**Problem to work on**
Extract each line holding the word "page" from the entries.

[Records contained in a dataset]

+ + + +

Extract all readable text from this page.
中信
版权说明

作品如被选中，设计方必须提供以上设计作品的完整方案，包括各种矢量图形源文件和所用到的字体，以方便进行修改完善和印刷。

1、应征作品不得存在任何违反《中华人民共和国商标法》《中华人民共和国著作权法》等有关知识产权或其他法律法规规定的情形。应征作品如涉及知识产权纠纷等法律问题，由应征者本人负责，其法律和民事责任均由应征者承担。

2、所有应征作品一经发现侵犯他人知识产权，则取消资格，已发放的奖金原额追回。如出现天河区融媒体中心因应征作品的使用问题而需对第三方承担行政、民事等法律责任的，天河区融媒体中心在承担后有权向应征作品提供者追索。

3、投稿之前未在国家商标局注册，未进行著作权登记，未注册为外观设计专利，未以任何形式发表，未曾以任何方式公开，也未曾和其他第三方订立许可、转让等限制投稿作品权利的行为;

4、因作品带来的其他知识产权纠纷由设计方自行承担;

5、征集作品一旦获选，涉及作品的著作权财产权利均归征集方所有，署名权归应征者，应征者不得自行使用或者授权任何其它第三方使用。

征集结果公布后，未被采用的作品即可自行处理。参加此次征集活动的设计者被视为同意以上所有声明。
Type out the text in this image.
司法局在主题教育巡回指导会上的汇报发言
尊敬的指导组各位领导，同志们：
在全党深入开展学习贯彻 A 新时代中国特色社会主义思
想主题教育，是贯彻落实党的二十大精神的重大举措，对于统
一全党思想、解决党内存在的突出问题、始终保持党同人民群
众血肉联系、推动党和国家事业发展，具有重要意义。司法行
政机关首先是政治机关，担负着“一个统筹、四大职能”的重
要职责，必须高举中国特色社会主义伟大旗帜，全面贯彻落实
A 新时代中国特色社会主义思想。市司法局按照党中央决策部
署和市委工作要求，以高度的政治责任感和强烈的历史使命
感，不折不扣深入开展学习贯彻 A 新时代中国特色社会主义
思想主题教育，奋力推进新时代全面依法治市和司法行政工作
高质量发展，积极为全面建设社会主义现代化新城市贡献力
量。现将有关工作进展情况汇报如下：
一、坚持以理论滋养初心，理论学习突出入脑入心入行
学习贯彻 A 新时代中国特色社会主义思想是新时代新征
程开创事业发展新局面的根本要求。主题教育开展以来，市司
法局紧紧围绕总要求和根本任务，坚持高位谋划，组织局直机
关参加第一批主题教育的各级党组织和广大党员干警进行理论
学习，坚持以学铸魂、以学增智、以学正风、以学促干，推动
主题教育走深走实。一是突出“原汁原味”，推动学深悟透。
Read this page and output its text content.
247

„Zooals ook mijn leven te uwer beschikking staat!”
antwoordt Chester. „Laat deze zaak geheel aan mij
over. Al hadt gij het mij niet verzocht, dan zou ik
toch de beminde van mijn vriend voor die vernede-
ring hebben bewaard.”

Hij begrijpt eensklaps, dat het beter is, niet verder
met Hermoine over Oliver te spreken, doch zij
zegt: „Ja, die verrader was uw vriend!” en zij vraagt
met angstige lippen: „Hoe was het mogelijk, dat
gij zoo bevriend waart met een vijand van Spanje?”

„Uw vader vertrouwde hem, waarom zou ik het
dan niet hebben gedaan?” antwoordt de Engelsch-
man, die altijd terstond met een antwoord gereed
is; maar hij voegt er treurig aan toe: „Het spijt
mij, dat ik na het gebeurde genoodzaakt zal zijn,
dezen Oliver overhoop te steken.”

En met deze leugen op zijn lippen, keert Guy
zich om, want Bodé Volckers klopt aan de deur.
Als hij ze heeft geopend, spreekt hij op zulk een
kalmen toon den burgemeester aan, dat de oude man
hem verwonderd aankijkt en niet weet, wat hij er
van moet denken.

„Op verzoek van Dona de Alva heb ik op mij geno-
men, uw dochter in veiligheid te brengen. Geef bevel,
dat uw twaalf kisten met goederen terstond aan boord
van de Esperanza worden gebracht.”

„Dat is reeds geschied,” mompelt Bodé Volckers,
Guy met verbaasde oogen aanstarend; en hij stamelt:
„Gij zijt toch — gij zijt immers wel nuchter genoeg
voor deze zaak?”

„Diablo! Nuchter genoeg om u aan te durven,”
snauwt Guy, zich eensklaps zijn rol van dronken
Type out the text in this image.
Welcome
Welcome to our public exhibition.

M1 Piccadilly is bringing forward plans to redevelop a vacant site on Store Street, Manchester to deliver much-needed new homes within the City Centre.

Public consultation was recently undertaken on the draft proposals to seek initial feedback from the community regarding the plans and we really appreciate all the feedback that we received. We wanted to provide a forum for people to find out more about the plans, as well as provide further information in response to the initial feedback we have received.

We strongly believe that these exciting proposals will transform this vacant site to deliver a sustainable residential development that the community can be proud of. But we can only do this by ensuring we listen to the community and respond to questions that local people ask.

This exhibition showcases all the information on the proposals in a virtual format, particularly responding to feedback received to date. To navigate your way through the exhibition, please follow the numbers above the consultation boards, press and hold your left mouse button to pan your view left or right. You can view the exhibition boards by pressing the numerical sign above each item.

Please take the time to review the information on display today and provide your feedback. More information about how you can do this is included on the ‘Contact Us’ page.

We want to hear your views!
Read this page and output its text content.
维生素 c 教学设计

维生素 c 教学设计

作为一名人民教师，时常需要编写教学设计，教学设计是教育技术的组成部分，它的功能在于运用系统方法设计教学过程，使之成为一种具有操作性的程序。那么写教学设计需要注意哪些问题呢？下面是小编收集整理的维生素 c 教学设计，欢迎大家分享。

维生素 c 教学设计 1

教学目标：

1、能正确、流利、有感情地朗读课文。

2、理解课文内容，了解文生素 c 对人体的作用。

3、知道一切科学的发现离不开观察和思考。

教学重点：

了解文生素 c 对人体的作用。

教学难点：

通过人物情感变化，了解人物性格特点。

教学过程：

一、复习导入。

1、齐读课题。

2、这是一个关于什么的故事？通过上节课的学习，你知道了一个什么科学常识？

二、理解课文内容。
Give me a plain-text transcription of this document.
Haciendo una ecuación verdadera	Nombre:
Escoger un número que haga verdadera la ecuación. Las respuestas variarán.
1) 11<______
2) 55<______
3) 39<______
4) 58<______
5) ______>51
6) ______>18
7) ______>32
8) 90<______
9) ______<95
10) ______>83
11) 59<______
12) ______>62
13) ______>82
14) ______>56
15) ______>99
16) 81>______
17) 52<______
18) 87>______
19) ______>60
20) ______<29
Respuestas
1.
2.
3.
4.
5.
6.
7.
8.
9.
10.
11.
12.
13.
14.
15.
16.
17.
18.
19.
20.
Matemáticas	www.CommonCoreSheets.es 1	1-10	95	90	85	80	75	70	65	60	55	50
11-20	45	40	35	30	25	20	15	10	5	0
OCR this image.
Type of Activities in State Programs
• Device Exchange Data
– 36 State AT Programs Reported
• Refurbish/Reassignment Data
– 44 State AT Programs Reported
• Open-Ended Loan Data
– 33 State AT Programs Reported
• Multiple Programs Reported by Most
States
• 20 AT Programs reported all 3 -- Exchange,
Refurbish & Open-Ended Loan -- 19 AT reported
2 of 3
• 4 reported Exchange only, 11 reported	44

+ + + +

**Output of the exercise**
Extract all readable text from this page.
Read this page and output its text content.
Please take the time to review the information on display today and provide your feedback. More information about how you can do this is included on the ‘Contact Us’ page.
Read this page and output its text content.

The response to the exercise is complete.